___ DATA EXTRACT
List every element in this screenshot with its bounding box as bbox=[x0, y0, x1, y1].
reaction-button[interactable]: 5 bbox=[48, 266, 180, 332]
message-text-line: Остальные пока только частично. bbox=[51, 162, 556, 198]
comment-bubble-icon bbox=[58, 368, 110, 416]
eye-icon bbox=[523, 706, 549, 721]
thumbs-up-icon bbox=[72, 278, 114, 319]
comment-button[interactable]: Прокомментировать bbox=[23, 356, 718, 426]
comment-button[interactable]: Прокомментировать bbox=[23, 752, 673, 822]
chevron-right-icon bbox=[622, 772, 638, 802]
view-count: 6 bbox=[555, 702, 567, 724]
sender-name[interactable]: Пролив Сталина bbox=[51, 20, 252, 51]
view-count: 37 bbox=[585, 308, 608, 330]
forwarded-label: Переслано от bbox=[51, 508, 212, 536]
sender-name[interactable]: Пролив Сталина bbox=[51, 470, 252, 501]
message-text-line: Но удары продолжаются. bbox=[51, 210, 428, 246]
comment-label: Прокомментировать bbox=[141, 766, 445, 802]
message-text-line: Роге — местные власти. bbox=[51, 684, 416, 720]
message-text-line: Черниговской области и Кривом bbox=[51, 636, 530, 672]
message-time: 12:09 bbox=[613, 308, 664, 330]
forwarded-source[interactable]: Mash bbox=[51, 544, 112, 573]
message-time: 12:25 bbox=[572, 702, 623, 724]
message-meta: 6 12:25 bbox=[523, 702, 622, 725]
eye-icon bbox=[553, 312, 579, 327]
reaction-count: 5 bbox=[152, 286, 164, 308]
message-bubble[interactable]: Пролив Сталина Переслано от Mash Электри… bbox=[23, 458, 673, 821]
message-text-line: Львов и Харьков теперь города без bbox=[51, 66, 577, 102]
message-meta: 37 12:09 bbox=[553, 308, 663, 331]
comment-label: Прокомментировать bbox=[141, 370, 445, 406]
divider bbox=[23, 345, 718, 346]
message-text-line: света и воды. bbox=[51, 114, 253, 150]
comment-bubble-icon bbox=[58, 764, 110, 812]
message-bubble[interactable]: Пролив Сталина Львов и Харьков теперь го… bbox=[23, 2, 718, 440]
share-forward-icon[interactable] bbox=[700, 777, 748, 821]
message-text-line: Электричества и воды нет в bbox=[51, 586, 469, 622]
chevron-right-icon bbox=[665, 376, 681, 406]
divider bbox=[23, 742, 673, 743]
______
§ WHAT YOU NEED TO DO:
Print all the lines above again, unchanged, covering every record.

§ FULL OUTPUT:
List every element in this screenshot with its bounding box as bbox=[x0, y0, x1, y1].
reaction-button[interactable]: 5 bbox=[48, 266, 180, 332]
message-text-line: Остальные пока только частично. bbox=[51, 162, 556, 198]
comment-bubble-icon bbox=[58, 368, 110, 416]
eye-icon bbox=[523, 706, 549, 721]
thumbs-up-icon bbox=[72, 278, 114, 319]
comment-button[interactable]: Прокомментировать bbox=[23, 356, 718, 426]
comment-button[interactable]: Прокомментировать bbox=[23, 752, 673, 822]
chevron-right-icon bbox=[622, 772, 638, 802]
view-count: 6 bbox=[555, 702, 567, 724]
sender-name[interactable]: Пролив Сталина bbox=[51, 20, 252, 51]
view-count: 37 bbox=[585, 308, 608, 330]
forwarded-label: Переслано от bbox=[51, 508, 212, 536]
sender-name[interactable]: Пролив Сталина bbox=[51, 470, 252, 501]
message-text-line: Но удары продолжаются. bbox=[51, 210, 428, 246]
comment-label: Прокомментировать bbox=[141, 766, 445, 802]
message-text-line: Роге — местные власти. bbox=[51, 684, 416, 720]
message-text-line: Черниговской области и Кривом bbox=[51, 636, 530, 672]
message-time: 12:09 bbox=[613, 308, 664, 330]
forwarded-source[interactable]: Mash bbox=[51, 544, 112, 573]
message-time: 12:25 bbox=[572, 702, 623, 724]
message-meta: 6 12:25 bbox=[523, 702, 622, 725]
eye-icon bbox=[553, 312, 579, 327]
reaction-count: 5 bbox=[152, 286, 164, 308]
message-bubble[interactable]: Пролив Сталина Переслано от Mash Электри… bbox=[23, 458, 673, 821]
message-text-line: Львов и Харьков теперь города без bbox=[51, 66, 577, 102]
message-meta: 37 12:09 bbox=[553, 308, 663, 331]
comment-label: Прокомментировать bbox=[141, 370, 445, 406]
divider bbox=[23, 345, 718, 346]
message-text-line: света и воды. bbox=[51, 114, 253, 150]
comment-bubble-icon bbox=[58, 764, 110, 812]
message-bubble[interactable]: Пролив Сталина Львов и Харьков теперь го… bbox=[23, 2, 718, 440]
share-forward-icon[interactable] bbox=[700, 777, 748, 821]
message-text-line: Электричества и воды нет в bbox=[51, 586, 469, 622]
chevron-right-icon bbox=[665, 376, 681, 406]
divider bbox=[23, 742, 673, 743]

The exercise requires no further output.